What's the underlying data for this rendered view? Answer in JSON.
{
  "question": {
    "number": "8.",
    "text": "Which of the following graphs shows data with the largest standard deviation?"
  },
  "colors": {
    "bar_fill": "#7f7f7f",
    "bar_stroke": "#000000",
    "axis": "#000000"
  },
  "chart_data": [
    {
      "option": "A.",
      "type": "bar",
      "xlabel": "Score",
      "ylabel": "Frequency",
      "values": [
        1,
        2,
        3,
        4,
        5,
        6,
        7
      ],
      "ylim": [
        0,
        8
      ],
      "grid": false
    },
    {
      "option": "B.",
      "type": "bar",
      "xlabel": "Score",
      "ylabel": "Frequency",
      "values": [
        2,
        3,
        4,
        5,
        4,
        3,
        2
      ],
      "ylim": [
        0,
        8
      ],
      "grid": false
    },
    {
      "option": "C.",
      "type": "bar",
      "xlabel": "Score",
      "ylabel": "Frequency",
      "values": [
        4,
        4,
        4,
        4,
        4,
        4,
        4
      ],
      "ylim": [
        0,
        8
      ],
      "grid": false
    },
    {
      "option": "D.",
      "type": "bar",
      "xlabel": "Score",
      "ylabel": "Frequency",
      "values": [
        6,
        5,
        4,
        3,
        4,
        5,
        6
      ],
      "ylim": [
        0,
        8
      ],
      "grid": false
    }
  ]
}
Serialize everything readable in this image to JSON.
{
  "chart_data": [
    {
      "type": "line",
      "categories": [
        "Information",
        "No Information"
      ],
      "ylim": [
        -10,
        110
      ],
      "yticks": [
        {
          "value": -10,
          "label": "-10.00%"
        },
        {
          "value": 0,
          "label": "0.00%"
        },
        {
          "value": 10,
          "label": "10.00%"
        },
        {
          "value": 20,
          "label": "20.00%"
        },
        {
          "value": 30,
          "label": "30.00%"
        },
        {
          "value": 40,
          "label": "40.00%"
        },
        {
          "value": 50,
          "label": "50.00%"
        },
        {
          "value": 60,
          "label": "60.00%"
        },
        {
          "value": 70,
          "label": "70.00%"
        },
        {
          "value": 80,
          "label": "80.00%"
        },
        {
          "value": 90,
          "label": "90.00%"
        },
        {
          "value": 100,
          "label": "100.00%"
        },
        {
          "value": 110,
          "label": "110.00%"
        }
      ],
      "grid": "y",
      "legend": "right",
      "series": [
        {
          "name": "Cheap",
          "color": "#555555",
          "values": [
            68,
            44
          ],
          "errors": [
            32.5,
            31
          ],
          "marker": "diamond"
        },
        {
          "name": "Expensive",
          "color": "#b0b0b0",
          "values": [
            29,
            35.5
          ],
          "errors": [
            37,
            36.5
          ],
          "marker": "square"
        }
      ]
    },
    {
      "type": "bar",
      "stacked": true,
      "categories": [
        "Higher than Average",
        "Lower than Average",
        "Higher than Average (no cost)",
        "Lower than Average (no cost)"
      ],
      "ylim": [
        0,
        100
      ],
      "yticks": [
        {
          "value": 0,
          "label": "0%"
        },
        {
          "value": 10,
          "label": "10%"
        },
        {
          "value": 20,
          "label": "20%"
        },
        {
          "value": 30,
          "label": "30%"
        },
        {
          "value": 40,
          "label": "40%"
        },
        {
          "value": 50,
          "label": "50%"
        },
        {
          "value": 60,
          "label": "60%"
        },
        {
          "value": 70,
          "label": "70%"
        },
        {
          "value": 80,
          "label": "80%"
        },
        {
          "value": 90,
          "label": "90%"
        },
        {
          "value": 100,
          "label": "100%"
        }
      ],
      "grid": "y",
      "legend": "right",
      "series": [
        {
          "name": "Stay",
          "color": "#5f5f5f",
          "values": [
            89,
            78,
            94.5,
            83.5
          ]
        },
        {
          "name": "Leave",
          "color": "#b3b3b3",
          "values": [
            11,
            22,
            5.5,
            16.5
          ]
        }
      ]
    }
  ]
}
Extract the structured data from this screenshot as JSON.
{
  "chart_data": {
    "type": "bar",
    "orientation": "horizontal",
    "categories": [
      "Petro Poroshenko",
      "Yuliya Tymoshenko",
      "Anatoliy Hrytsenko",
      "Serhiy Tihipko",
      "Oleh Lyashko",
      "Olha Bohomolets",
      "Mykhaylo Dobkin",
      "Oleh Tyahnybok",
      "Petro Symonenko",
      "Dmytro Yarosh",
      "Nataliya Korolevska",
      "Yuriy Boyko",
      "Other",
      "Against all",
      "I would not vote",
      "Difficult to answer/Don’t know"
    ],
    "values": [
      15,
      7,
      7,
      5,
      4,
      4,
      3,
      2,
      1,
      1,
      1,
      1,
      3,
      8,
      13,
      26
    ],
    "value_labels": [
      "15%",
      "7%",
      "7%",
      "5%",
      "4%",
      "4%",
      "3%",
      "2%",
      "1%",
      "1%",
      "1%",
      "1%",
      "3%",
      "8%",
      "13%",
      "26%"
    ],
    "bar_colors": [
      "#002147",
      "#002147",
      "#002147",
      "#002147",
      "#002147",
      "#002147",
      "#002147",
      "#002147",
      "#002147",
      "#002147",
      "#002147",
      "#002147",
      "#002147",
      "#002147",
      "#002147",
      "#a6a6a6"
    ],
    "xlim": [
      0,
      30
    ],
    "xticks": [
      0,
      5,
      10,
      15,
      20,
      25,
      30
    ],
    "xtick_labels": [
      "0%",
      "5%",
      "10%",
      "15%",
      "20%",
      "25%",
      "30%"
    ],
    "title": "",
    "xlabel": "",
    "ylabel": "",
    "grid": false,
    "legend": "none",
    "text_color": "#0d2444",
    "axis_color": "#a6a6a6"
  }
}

━━━━━━━━━━━━━━━━

**THE REQUEST**
Return each line of the data exactly as written above.

**EXERCISE ANSWER**
What's the underlying data for this rendered view? Answer in JSON.
{
  "question": {
    "number": "8.",
    "text": "Which of the following graphs shows data with the largest standard deviation?"
  },
  "colors": {
    "bar_fill": "#7f7f7f",
    "bar_stroke": "#000000",
    "axis": "#000000"
  },
  "chart_data": [
    {
      "option": "A.",
      "type": "bar",
      "xlabel": "Score",
      "ylabel": "Frequency",
      "values": [
        1,
        2,
        3,
        4,
        5,
        6,
        7
      ],
      "ylim": [
        0,
        8
      ],
      "grid": false
    },
    {
      "option": "B.",
      "type": "bar",
      "xlabel": "Score",
      "ylabel": "Frequency",
      "values": [
        2,
        3,
        4,
        5,
        4,
        3,
        2
      ],
      "ylim": [
        0,
        8
      ],
      "grid": false
    },
    {
      "option": "C.",
      "type": "bar",
      "xlabel": "Score",
      "ylabel": "Frequency",
      "values": [
        4,
        4,
        4,
        4,
        4,
        4,
        4
      ],
      "ylim": [
        0,
        8
      ],
      "grid": false
    },
    {
      "option": "D.",
      "type": "bar",
      "xlabel": "Score",
      "ylabel": "Frequency",
      "values": [
        6,
        5,
        4,
        3,
        4,
        5,
        6
      ],
      "ylim": [
        0,
        8
      ],
      "grid": false
    }
  ]
}
Serialize everything readable in this image to JSON.
{
  "chart_data": [
    {
      "type": "line",
      "categories": [
        "Information",
        "No Information"
      ],
      "ylim": [
        -10,
        110
      ],
      "yticks": [
        {
          "value": -10,
          "label": "-10.00%"
        },
        {
          "value": 0,
          "label": "0.00%"
        },
        {
          "value": 10,
          "label": "10.00%"
        },
        {
          "value": 20,
          "label": "20.00%"
        },
        {
          "value": 30,
          "label": "30.00%"
        },
        {
          "value": 40,
          "label": "40.00%"
        },
        {
          "value": 50,
          "label": "50.00%"
        },
        {
          "value": 60,
          "label": "60.00%"
        },
        {
          "value": 70,
          "label": "70.00%"
        },
        {
          "value": 80,
          "label": "80.00%"
        },
        {
          "value": 90,
          "label": "90.00%"
        },
        {
          "value": 100,
          "label": "100.00%"
        },
        {
          "value": 110,
          "label": "110.00%"
        }
      ],
      "grid": "y",
      "legend": "right",
      "series": [
        {
          "name": "Cheap",
          "color": "#555555",
          "values": [
            68,
            44
          ],
          "errors": [
            32.5,
            31
          ],
          "marker": "diamond"
        },
        {
          "name": "Expensive",
          "color": "#b0b0b0",
          "values": [
            29,
            35.5
          ],
          "errors": [
            37,
            36.5
          ],
          "marker": "square"
        }
      ]
    },
    {
      "type": "bar",
      "stacked": true,
      "categories": [
        "Higher than Average",
        "Lower than Average",
        "Higher than Average (no cost)",
        "Lower than Average (no cost)"
      ],
      "ylim": [
        0,
        100
      ],
      "yticks": [
        {
          "value": 0,
          "label": "0%"
        },
        {
          "value": 10,
          "label": "10%"
        },
        {
          "value": 20,
          "label": "20%"
        },
        {
          "value": 30,
          "label": "30%"
        },
        {
          "value": 40,
          "label": "40%"
        },
        {
          "value": 50,
          "label": "50%"
        },
        {
          "value": 60,
          "label": "60%"
        },
        {
          "value": 70,
          "label": "70%"
        },
        {
          "value": 80,
          "label": "80%"
        },
        {
          "value": 90,
          "label": "90%"
        },
        {
          "value": 100,
          "label": "100%"
        }
      ],
      "grid": "y",
      "legend": "right",
      "series": [
        {
          "name": "Stay",
          "color": "#5f5f5f",
          "values": [
            89,
            78,
            94.5,
            83.5
          ]
        },
        {
          "name": "Leave",
          "color": "#b3b3b3",
          "values": [
            11,
            22,
            5.5,
            16.5
          ]
        }
      ]
    }
  ]
}
Extract the structured data from this screenshot as JSON.
{
  "chart_data": {
    "type": "bar",
    "orientation": "horizontal",
    "categories": [
      "Petro Poroshenko",
      "Yuliya Tymoshenko",
      "Anatoliy Hrytsenko",
      "Serhiy Tihipko",
      "Oleh Lyashko",
      "Olha Bohomolets",
      "Mykhaylo Dobkin",
      "Oleh Tyahnybok",
      "Petro Symonenko",
      "Dmytro Yarosh",
      "Nataliya Korolevska",
      "Yuriy Boyko",
      "Other",
      "Against all",
      "I would not vote",
      "Difficult to answer/Don’t know"
    ],
    "values": [
      15,
      7,
      7,
      5,
      4,
      4,
      3,
      2,
      1,
      1,
      1,
      1,
      3,
      8,
      13,
      26
    ],
    "value_labels": [
      "15%",
      "7%",
      "7%",
      "5%",
      "4%",
      "4%",
      "3%",
      "2%",
      "1%",
      "1%",
      "1%",
      "1%",
      "3%",
      "8%",
      "13%",
      "26%"
    ],
    "bar_colors": [
      "#002147",
      "#002147",
      "#002147",
      "#002147",
      "#002147",
      "#002147",
      "#002147",
      "#002147",
      "#002147",
      "#002147",
      "#002147",
      "#002147",
      "#002147",
      "#002147",
      "#002147",
      "#a6a6a6"
    ],
    "xlim": [
      0,
      30
    ],
    "xticks": [
      0,
      5,
      10,
      15,
      20,
      25,
      30
    ],
    "xtick_labels": [
      "0%",
      "5%",
      "10%",
      "15%",
      "20%",
      "25%",
      "30%"
    ],
    "title": "",
    "xlabel": "",
    "ylabel": "",
    "grid": false,
    "legend": "none",
    "text_color": "#0d2444",
    "axis_color": "#a6a6a6"
  }
}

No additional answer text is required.